## Selected excerpt

-- start --

Dataset for accession individual spectra and class labels (optional) of multiple images (m2aia.ImzMLReader objects).

The aim of the SpectrumDataset is to provide convenient access to spectra of single or multiple ImzMLReaders. Two access strategy exist: 1) Spectral approach: a single spectrum is returned. 2) Spatio-spectral: a central spectrum and corresponding neighbors are returned.

To use multiple images a spectra depth of equal size for each image is required.

A label mask can be provided and is used to return labels for each accessed element.

To use the spatio-spectral approach, a shape element is required. The Dataset will then return the spectrum embedded in neighboring spectra, i.e. if the shape tuple is shape=(5,5) the shape of a data entry is [B,C,H,W], with batchsize as B = 1, spectrum depth as C = len(spectrum), width as W=5 and height as H=5 of the patch.

If no shape element was provided, the Dataset will return a single spectrum with shape [B=1,C].

If multiple elements of the Dataset should be queried at one, the SpectrumDataset.getitems(list_of_indices) returns a batch like object containing the elements. i.e. without a shape definition returned elements will have the shape [B=len(list_of_indices), C] and with shape=(5,5) the shape [B=len(list_of_indices),C,H=5,W=5]. This is used in m2aia.BatchGenerator.

-- end --

## Information provided

-- start --

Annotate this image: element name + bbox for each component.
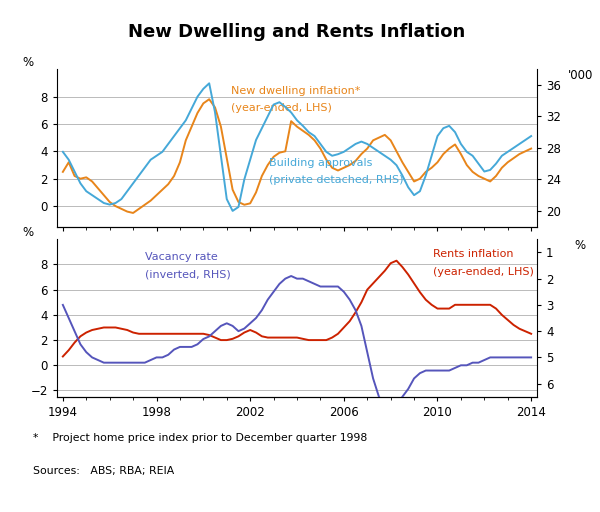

-- end --

## Given request 1
Reproduce the part of the SpectrumDataset description that runs from "The aim of the" down to "with shape [B=1,C].", copying every word and mark unchanged.
## Given request 2
Decide whether each statement below agrees with the SpectrumDataset description, and answer yes or no for each, quoting the words of the description that settle it.
(a) When no shape element is given, the Dataset returns a single spectrum with shape [B=1,C].
(b) Images with different spectrum depths can be combined in one SpectrumDataset.
(c) A label mask must be supplied for the Dataset to work.
## Given request 3
Extend the SpectrumDataset description by continuing it from its final sentence onward.

## Response 1
The aim of the SpectrumDataset is to provide convenient access to spectra of single or multiple ImzMLReaders. Two access strategy exist: 1) Spectral approach: a single spectrum is returned. 2) Spatio-spectral: a central spectrum and corresponding neighbors are returned.

To use multiple images a spectra depth of equal size for each image is required.

A label mask can be provided and is used to return labels for each accessed element.

To use the spatio-spectral approach, a shape element is required. The Dataset will then return the spectrum embedded in neighboring spectra, i.e. if the shape tuple is shape=(5,5) the shape of a data entry is [B,C,H,W], with batchsize as B = 1, spectrum depth as C = len(spectrum), width as W=5 and height as H=5 of the patch.

If no shape element was provided, the Dataset will return a single spectrum with shape [B=1,C].

## Response 2
(a) Yes: "If no shape element was provided, the Dataset will return a single spectrum with shape [B=1,C]."
(b) No: "To use multiple images a spectra depth of equal size for each image is required."
(c) No: "A label mask can be provided and is used to return labels for each accessed element."

## Response 3
Complete processing examples with focus on deep learning can be found on https://github.com/m2aia/pym2aia-examples

Example usage:

import m2aia as m2

I = m2.ImzMLReader("path/to/imzMl/file.imzML")
I.SetNormalization(m2.m2NormalizationTIC)
I.SetIntensityTransformation(m2.m2IntensityTransformationSquareRoot)
I.Execute()

dataset = m2.SpectrumDataset([I], shuffle=True)
for X,Y in dataset():
    print("Spectrum", X.shape, "Class Labels", Y.shape)
    do_something(X,Y)
find_nearest_indices(centroids: array, xaxis: array)[source]
find_subrange_indices(xs, center_index, tolerance, is_ppm)[source]
getitems(dataset_query_indices: List[int])[source]

m2aia.Generators module

class m2aia.Generators.BatchGenerator(dataset: BaseDataSet, batch_size: int, shuffle: bool = True)[source]

Bases: object

on_epoch_end()[source]

m2aia.ImageIO module

class m2aia.ImageIO.ImzMLReader(imzML_path, baseline_correction: Literal['TopHat', 'Median', 'None'] = 'None', baseline_correction_half_window_size: int = 50, normalization: Literal['TIC', 'Sum', 'Mean', 'Max', 'RMS', 'Internal', 'External', 'None'] = 'None', smoothing: Literal['SavitzkyGolay', 'Gaussian', 'None'] = 'None', smoothing_half_window_size: int = 2, intensity_transformation: Literal['Log2', 'Log10', 'SquareRoot', 'None'] = 'None', pooling: Literal['Mean', 'Median', 'Maximum', 'Sum'] = 'Maximum')[source]

Bases: object

Wrapper class for M2aia’s imzML reader https://github.com/m2aia/m2aia.

Complete processing examples with focus on deep learning can be found on https://github.com/m2aia/pym2aia-examples

Example usage:

import m2aia as m2

I = m2.ImzMLReader("path/to/imzMl/file.imzML")
I.SetNormalization(m2.m2NormalizationTIC)
I.SetIntensityTransformation(m2.m2IntensityTransformationSquareRoot)
ys = I.GetMeanSpectrum()
xs = I.GetXAxis()
ppm = 75
image_data = I.GetArray(xs[len(xs)//2], ppm)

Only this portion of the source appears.